→ **What the task asks**
Reproduce all of the material exactly as shown.

→ **Stored records**
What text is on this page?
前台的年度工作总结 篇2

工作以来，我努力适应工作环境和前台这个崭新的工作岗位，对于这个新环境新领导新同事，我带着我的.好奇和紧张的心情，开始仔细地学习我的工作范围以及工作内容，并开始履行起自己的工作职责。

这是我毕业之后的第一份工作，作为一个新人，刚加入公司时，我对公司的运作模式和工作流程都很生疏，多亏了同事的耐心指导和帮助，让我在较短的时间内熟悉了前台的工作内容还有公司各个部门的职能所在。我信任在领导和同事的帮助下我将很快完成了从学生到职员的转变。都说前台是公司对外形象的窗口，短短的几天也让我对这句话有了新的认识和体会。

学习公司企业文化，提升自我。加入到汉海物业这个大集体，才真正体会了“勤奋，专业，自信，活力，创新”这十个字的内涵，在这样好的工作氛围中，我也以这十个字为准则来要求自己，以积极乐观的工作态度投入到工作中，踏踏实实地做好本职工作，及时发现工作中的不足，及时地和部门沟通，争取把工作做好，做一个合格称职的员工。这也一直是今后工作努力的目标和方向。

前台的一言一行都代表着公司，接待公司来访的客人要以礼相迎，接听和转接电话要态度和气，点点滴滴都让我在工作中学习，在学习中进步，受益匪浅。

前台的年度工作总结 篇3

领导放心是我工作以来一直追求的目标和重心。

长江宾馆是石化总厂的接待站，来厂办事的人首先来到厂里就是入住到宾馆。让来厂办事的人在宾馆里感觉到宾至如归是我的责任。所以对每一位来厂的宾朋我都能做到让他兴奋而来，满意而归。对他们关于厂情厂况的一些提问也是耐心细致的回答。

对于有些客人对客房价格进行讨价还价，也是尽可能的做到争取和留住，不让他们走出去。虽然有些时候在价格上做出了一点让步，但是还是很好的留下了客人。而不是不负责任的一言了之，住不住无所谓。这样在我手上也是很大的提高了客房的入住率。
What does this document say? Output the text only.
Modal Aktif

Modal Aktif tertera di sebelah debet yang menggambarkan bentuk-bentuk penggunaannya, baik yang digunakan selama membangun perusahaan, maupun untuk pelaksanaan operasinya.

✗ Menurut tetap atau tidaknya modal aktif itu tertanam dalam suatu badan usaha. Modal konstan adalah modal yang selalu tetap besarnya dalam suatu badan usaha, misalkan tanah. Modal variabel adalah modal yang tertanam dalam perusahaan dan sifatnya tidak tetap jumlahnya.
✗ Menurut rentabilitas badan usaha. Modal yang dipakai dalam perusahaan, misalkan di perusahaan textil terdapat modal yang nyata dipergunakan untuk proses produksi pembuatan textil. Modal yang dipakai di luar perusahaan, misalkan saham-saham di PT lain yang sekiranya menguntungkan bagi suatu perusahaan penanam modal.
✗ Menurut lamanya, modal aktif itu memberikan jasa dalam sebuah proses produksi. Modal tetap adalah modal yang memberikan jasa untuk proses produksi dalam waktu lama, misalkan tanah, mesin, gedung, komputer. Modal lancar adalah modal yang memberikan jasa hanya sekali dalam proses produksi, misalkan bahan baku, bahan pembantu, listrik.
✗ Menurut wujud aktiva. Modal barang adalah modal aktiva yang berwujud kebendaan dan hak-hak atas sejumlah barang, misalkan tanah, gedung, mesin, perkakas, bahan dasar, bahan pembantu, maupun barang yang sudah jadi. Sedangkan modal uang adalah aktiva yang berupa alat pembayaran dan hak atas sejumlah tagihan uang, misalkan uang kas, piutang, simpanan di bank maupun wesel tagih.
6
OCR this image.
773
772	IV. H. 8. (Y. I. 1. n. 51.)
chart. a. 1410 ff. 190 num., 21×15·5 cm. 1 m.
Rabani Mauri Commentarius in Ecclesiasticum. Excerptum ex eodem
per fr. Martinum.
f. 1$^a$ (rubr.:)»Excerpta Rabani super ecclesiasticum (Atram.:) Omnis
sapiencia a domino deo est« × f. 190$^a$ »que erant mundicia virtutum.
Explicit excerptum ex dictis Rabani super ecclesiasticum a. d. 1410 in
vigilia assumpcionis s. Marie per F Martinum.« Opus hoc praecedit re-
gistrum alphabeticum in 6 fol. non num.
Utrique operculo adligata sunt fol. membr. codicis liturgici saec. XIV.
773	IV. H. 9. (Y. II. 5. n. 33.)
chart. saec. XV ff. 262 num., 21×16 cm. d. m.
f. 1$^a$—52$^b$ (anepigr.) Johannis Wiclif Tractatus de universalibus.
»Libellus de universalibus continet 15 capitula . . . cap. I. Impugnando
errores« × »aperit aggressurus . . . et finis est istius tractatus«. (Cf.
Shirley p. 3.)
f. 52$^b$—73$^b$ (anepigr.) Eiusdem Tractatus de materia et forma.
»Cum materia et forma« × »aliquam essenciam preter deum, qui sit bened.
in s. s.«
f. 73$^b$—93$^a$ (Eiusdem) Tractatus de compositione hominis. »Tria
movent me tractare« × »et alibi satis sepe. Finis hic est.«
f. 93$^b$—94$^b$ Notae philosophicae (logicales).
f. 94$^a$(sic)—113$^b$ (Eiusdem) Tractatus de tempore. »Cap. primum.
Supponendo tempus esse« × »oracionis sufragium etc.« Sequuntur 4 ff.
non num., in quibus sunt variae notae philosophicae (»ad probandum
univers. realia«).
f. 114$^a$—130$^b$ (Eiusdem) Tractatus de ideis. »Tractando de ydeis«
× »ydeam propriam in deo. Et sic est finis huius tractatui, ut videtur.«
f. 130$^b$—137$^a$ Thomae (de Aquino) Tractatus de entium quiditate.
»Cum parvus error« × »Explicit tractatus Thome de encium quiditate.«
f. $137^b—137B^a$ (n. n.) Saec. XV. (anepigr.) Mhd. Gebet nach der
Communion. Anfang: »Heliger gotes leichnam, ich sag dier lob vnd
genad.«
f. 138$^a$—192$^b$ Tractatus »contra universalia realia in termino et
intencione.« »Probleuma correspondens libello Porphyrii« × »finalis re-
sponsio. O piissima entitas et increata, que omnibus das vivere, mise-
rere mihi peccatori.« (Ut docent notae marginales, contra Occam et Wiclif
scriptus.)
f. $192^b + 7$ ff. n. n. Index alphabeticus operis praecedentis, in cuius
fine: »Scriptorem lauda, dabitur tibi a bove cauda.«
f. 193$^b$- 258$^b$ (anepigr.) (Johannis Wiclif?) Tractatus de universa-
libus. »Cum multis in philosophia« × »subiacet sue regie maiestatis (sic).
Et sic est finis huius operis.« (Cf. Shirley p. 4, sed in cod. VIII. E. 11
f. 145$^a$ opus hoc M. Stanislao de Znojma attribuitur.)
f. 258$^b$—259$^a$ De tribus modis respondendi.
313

→ **Correct output**
What text is on this page?
前台的年度工作总结 篇2

工作以来，我努力适应工作环境和前台这个崭新的工作岗位，对于这个新环境新领导新同事，我带着我的.好奇和紧张的心情，开始仔细地学习我的工作范围以及工作内容，并开始履行起自己的工作职责。

这是我毕业之后的第一份工作，作为一个新人，刚加入公司时，我对公司的运作模式和工作流程都很生疏，多亏了同事的耐心指导和帮助，让我在较短的时间内熟悉了前台的工作内容还有公司各个部门的职能所在。我信任在领导和同事的帮助下我将很快完成了从学生到职员的转变。都说前台是公司对外形象的窗口，短短的几天也让我对这句话有了新的认识和体会。

学习公司企业文化，提升自我。加入到汉海物业这个大集体，才真正体会了“勤奋，专业，自信，活力，创新”这十个字的内涵，在这样好的工作氛围中，我也以这十个字为准则来要求自己，以积极乐观的工作态度投入到工作中，踏踏实实地做好本职工作，及时发现工作中的不足，及时地和部门沟通，争取把工作做好，做一个合格称职的员工。这也一直是今后工作努力的目标和方向。

前台的一言一行都代表着公司，接待公司来访的客人要以礼相迎，接听和转接电话要态度和气，点点滴滴都让我在工作中学习，在学习中进步，受益匪浅。

前台的年度工作总结 篇3

领导放心是我工作以来一直追求的目标和重心。

长江宾馆是石化总厂的接待站，来厂办事的人首先来到厂里就是入住到宾馆。让来厂办事的人在宾馆里感觉到宾至如归是我的责任。所以对每一位来厂的宾朋我都能做到让他兴奋而来，满意而归。对他们关于厂情厂况的一些提问也是耐心细致的回答。

对于有些客人对客房价格进行讨价还价，也是尽可能的做到争取和留住，不让他们走出去。虽然有些时候在价格上做出了一点让步，但是还是很好的留下了客人。而不是不负责任的一言了之，住不住无所谓。这样在我手上也是很大的提高了客房的入住率。
What does this document say? Output the text only.
Modal Aktif

Modal Aktif tertera di sebelah debet yang menggambarkan bentuk-bentuk penggunaannya, baik yang digunakan selama membangun perusahaan, maupun untuk pelaksanaan operasinya.

✗ Menurut tetap atau tidaknya modal aktif itu tertanam dalam suatu badan usaha. Modal konstan adalah modal yang selalu tetap besarnya dalam suatu badan usaha, misalkan tanah. Modal variabel adalah modal yang tertanam dalam perusahaan dan sifatnya tidak tetap jumlahnya.
✗ Menurut rentabilitas badan usaha. Modal yang dipakai dalam perusahaan, misalkan di perusahaan textil terdapat modal yang nyata dipergunakan untuk proses produksi pembuatan textil. Modal yang dipakai di luar perusahaan, misalkan saham-saham di PT lain yang sekiranya menguntungkan bagi suatu perusahaan penanam modal.
✗ Menurut lamanya, modal aktif itu memberikan jasa dalam sebuah proses produksi. Modal tetap adalah modal yang memberikan jasa untuk proses produksi dalam waktu lama, misalkan tanah, mesin, gedung, komputer. Modal lancar adalah modal yang memberikan jasa hanya sekali dalam proses produksi, misalkan bahan baku, bahan pembantu, listrik.
✗ Menurut wujud aktiva. Modal barang adalah modal aktiva yang berwujud kebendaan dan hak-hak atas sejumlah barang, misalkan tanah, gedung, mesin, perkakas, bahan dasar, bahan pembantu, maupun barang yang sudah jadi. Sedangkan modal uang adalah aktiva yang berupa alat pembayaran dan hak atas sejumlah tagihan uang, misalkan uang kas, piutang, simpanan di bank maupun wesel tagih.
6
OCR this image.
773
772	IV. H. 8. (Y. I. 1. n. 51.)
chart. a. 1410 ff. 190 num., 21×15·5 cm. 1 m.
Rabani Mauri Commentarius in Ecclesiasticum. Excerptum ex eodem
per fr. Martinum.
f. 1$^a$ (rubr.:)»Excerpta Rabani super ecclesiasticum (Atram.:) Omnis
sapiencia a domino deo est« × f. 190$^a$ »que erant mundicia virtutum.
Explicit excerptum ex dictis Rabani super ecclesiasticum a. d. 1410 in
vigilia assumpcionis s. Marie per F Martinum.« Opus hoc praecedit re-
gistrum alphabeticum in 6 fol. non num.
Utrique operculo adligata sunt fol. membr. codicis liturgici saec. XIV.
773	IV. H. 9. (Y. II. 5. n. 33.)
chart. saec. XV ff. 262 num., 21×16 cm. d. m.
f. 1$^a$—52$^b$ (anepigr.) Johannis Wiclif Tractatus de universalibus.
»Libellus de universalibus continet 15 capitula . . . cap. I. Impugnando
errores« × »aperit aggressurus . . . et finis est istius tractatus«. (Cf.
Shirley p. 3.)
f. 52$^b$—73$^b$ (anepigr.) Eiusdem Tractatus de materia et forma.
»Cum materia et forma« × »aliquam essenciam preter deum, qui sit bened.
in s. s.«
f. 73$^b$—93$^a$ (Eiusdem) Tractatus de compositione hominis. »Tria
movent me tractare« × »et alibi satis sepe. Finis hic est.«
f. 93$^b$—94$^b$ Notae philosophicae (logicales).
f. 94$^a$(sic)—113$^b$ (Eiusdem) Tractatus de tempore. »Cap. primum.
Supponendo tempus esse« × »oracionis sufragium etc.« Sequuntur 4 ff.
non num., in quibus sunt variae notae philosophicae (»ad probandum
univers. realia«).
f. 114$^a$—130$^b$ (Eiusdem) Tractatus de ideis. »Tractando de ydeis«
× »ydeam propriam in deo. Et sic est finis huius tractatui, ut videtur.«
f. 130$^b$—137$^a$ Thomae (de Aquino) Tractatus de entium quiditate.
»Cum parvus error« × »Explicit tractatus Thome de encium quiditate.«
f. $137^b—137B^a$ (n. n.) Saec. XV. (anepigr.) Mhd. Gebet nach der
Communion. Anfang: »Heliger gotes leichnam, ich sag dier lob vnd
genad.«
f. 138$^a$—192$^b$ Tractatus »contra universalia realia in termino et
intencione.« »Probleuma correspondens libello Porphyrii« × »finalis re-
sponsio. O piissima entitas et increata, que omnibus das vivere, mise-
rere mihi peccatori.« (Ut docent notae marginales, contra Occam et Wiclif
scriptus.)
f. $192^b + 7$ ff. n. n. Index alphabeticus operis praecedentis, in cuius
fine: »Scriptorem lauda, dabitur tibi a bove cauda.«
f. 193$^b$- 258$^b$ (anepigr.) (Johannis Wiclif?) Tractatus de universa-
libus. »Cum multis in philosophia« × »subiacet sue regie maiestatis (sic).
Et sic est finis huius operis.« (Cf. Shirley p. 4, sed in cod. VIII. E. 11
f. 145$^a$ opus hoc M. Stanislao de Znojma attribuitur.)
f. 258$^b$—259$^a$ De tribus modis respondendi.
313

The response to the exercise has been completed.